**** TASK MATERIAL ****
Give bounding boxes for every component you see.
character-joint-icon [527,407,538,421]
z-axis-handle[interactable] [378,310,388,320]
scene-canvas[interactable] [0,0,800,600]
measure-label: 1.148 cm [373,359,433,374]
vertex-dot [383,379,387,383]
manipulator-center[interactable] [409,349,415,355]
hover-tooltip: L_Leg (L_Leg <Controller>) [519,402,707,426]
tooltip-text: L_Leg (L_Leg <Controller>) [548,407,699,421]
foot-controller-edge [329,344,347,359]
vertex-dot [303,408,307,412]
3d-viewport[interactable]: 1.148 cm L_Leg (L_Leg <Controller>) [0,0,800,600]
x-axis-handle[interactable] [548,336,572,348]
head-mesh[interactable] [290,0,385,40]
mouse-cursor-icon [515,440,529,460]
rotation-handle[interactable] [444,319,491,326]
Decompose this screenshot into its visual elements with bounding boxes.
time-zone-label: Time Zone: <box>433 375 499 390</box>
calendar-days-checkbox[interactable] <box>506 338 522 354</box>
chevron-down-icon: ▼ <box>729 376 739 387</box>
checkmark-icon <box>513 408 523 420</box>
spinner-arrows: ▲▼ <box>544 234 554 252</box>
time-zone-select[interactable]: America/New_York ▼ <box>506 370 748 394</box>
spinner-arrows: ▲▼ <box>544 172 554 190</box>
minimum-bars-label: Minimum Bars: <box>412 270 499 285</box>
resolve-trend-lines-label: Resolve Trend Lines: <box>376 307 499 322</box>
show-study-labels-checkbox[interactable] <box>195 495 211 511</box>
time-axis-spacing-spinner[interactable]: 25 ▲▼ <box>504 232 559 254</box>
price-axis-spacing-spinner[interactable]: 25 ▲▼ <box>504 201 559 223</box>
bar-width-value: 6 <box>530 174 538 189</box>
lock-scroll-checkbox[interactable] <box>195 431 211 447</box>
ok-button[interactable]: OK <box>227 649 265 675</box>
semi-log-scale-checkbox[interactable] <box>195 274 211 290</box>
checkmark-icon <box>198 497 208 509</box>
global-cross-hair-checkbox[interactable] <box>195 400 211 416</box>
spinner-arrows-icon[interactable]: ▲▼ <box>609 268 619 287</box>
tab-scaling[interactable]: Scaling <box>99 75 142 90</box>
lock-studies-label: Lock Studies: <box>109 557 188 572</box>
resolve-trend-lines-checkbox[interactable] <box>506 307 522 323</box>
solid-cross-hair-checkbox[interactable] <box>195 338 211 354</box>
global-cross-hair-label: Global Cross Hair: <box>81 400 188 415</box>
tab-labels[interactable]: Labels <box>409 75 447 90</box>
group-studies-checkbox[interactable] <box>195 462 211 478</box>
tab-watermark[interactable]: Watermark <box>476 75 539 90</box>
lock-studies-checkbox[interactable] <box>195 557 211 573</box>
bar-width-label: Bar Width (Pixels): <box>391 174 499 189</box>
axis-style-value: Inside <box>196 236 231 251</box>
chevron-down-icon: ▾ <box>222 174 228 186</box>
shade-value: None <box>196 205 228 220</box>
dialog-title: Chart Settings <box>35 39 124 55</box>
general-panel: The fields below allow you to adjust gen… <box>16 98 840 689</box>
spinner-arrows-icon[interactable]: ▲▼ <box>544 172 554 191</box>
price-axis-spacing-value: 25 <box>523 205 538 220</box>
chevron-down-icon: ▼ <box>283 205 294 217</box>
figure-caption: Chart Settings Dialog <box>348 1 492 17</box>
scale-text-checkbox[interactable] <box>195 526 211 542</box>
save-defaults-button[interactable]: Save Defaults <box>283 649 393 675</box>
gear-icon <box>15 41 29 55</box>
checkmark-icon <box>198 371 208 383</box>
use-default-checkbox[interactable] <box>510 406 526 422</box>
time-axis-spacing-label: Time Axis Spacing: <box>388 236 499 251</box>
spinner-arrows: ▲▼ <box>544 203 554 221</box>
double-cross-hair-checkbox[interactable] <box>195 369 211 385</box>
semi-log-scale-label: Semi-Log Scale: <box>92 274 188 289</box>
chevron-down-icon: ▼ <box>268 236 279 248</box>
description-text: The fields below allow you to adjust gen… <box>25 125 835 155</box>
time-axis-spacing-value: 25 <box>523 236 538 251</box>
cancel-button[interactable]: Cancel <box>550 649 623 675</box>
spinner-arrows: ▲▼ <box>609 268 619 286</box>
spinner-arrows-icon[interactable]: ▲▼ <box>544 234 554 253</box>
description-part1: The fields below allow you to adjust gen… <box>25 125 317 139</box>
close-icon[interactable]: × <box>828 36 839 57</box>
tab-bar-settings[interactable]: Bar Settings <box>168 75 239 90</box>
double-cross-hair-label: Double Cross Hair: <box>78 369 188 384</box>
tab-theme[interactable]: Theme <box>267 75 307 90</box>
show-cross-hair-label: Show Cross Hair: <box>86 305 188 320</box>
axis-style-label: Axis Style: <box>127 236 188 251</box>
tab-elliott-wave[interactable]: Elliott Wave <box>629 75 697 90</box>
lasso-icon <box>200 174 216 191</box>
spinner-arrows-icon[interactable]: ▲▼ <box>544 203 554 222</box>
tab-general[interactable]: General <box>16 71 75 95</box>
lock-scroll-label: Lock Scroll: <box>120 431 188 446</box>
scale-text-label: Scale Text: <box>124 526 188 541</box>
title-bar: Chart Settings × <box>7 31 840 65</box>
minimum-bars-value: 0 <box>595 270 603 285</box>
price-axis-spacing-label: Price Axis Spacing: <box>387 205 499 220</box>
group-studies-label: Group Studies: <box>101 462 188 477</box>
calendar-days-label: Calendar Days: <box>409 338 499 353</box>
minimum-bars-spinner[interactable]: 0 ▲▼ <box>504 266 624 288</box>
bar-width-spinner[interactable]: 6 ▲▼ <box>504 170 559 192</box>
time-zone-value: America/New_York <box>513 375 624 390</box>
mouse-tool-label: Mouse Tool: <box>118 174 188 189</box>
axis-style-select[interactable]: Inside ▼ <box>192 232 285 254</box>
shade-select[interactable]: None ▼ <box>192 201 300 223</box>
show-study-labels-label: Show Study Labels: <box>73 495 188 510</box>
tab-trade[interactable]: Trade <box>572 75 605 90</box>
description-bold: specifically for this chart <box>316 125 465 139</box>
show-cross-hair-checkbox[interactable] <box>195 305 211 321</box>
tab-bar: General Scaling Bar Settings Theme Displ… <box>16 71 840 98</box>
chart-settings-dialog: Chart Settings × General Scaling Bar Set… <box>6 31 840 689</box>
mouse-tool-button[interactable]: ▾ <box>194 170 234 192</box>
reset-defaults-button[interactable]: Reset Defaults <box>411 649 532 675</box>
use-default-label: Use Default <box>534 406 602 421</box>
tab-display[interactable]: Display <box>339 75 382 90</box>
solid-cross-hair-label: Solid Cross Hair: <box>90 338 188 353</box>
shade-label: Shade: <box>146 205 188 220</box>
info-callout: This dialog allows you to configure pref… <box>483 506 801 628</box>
****
**** TASK MATERIAL ****
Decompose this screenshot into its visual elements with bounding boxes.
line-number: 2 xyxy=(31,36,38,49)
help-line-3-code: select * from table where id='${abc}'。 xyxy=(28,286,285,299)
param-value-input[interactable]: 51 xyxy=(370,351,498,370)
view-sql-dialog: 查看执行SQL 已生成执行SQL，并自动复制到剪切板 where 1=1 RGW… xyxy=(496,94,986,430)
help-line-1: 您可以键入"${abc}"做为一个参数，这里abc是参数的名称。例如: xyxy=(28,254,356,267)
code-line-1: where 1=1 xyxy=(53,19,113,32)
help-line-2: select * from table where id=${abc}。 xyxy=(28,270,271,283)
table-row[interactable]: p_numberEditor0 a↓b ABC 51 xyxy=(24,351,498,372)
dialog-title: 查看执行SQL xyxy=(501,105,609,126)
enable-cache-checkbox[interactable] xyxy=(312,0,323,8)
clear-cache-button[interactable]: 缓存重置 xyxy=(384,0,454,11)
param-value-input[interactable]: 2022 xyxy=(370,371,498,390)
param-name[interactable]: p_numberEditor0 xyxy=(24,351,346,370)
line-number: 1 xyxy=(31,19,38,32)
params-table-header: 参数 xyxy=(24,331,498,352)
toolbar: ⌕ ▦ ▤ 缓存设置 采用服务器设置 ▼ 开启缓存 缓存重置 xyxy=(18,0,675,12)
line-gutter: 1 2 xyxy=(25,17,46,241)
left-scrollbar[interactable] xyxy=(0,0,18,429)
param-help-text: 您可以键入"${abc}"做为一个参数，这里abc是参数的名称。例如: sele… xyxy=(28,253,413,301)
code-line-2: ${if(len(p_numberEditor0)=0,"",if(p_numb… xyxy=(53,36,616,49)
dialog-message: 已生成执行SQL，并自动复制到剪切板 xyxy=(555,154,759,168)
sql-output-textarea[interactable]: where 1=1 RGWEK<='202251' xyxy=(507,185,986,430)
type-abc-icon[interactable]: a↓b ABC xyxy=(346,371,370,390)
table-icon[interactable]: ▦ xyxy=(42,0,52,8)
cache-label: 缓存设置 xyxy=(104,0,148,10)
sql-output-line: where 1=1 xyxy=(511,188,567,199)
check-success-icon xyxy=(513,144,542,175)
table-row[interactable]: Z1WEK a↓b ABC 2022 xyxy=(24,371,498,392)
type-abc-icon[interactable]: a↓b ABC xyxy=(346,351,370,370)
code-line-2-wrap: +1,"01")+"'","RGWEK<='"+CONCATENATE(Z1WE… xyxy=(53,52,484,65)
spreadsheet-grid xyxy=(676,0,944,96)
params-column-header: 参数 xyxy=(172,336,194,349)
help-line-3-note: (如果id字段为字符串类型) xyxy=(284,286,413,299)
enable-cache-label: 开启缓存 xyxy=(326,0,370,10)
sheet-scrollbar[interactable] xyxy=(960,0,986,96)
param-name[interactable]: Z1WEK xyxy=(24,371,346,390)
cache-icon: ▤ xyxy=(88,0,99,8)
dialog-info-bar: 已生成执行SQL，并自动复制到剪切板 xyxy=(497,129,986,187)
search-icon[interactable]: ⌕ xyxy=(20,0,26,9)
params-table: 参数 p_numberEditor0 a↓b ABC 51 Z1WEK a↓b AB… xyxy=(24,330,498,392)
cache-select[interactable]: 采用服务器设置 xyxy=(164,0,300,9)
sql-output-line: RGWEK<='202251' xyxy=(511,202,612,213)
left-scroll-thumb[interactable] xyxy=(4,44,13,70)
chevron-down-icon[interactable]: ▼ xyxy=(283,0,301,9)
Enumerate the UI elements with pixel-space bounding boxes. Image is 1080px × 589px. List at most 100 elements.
****
**** TASK MATERIAL ****
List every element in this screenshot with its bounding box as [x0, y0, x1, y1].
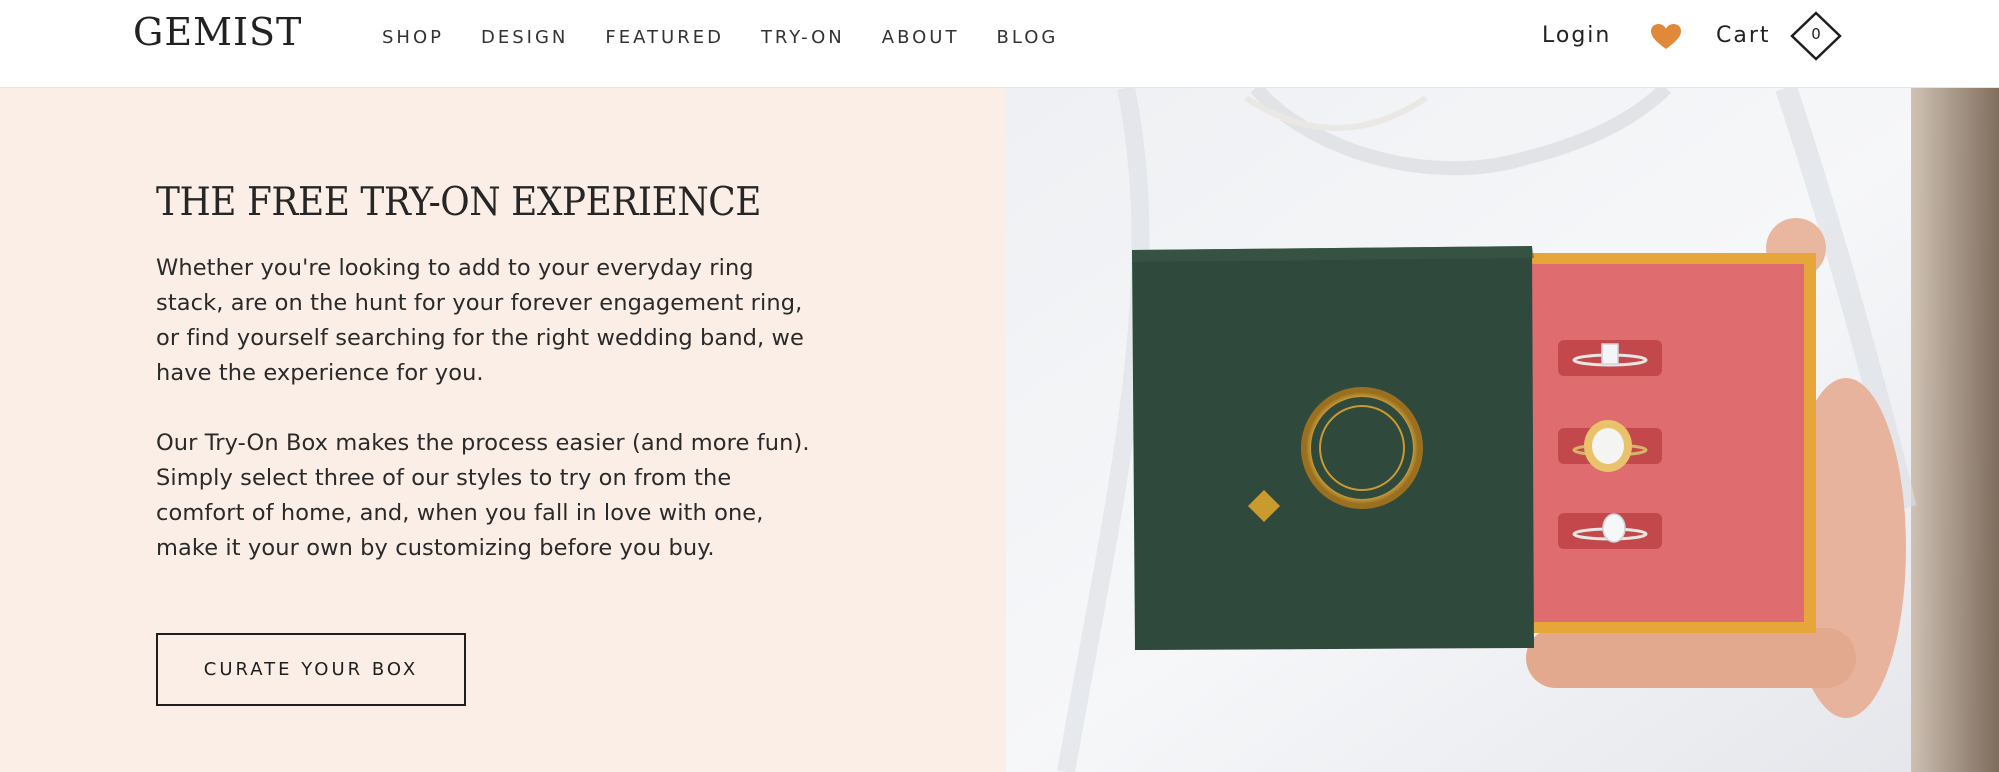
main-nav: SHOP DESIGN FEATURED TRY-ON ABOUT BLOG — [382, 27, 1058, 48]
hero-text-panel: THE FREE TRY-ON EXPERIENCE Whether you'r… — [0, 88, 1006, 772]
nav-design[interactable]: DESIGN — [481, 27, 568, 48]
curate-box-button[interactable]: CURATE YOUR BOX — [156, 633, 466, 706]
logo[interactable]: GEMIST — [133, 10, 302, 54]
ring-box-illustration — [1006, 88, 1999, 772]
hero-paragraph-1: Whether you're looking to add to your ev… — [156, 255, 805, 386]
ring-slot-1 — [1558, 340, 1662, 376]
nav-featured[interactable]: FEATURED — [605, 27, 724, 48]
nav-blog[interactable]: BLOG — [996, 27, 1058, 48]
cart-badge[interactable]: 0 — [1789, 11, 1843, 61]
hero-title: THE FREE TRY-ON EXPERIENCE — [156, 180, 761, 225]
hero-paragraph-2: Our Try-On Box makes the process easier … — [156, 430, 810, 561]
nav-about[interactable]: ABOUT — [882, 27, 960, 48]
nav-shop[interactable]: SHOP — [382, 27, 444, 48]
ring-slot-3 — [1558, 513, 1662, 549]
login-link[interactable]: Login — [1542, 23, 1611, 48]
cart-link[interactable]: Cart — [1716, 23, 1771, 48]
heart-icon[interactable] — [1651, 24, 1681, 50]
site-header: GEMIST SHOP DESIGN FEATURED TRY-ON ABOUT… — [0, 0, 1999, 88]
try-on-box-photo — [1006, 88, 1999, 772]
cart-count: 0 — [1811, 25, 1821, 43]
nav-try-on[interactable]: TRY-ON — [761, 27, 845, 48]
****
◆ **GIVEN EXERCISE**
Format the items between the line containing "main-nav: SHOP DESIGN" and the line containing "cart-badge[interactable]: 0 —", inclusive, as a JSON list of strings with one string per line and blank lines omitted.

◆ **TASK SOLUTION**
[
  "main-nav: SHOP DESIGN FEATURED TRY-ON ABOUT BLOG — [382, 27, 1058, 48]",
  "hero-text-panel: THE FREE TRY-ON EXPERIENCE Whether you'r… — [0, 88, 1006, 772]",
  "nav-design[interactable]: DESIGN — [481, 27, 568, 48]",
  "curate-box-button[interactable]: CURATE YOUR BOX — [156, 633, 466, 706]",
  "logo[interactable]: GEMIST — [133, 10, 302, 54]",
  "ring-box-illustration — [1006, 88, 1999, 772]",
  "hero-paragraph-1: Whether you're looking to add to your ev… — [156, 255, 805, 386]",
  "ring-slot-1 — [1558, 340, 1662, 376]",
  "nav-featured[interactable]: FEATURED — [605, 27, 724, 48]",
  "nav-blog[interactable]: BLOG — [996, 27, 1058, 48]",
  "cart-badge[interactable]: 0 — [1789, 11, 1843, 61]"
]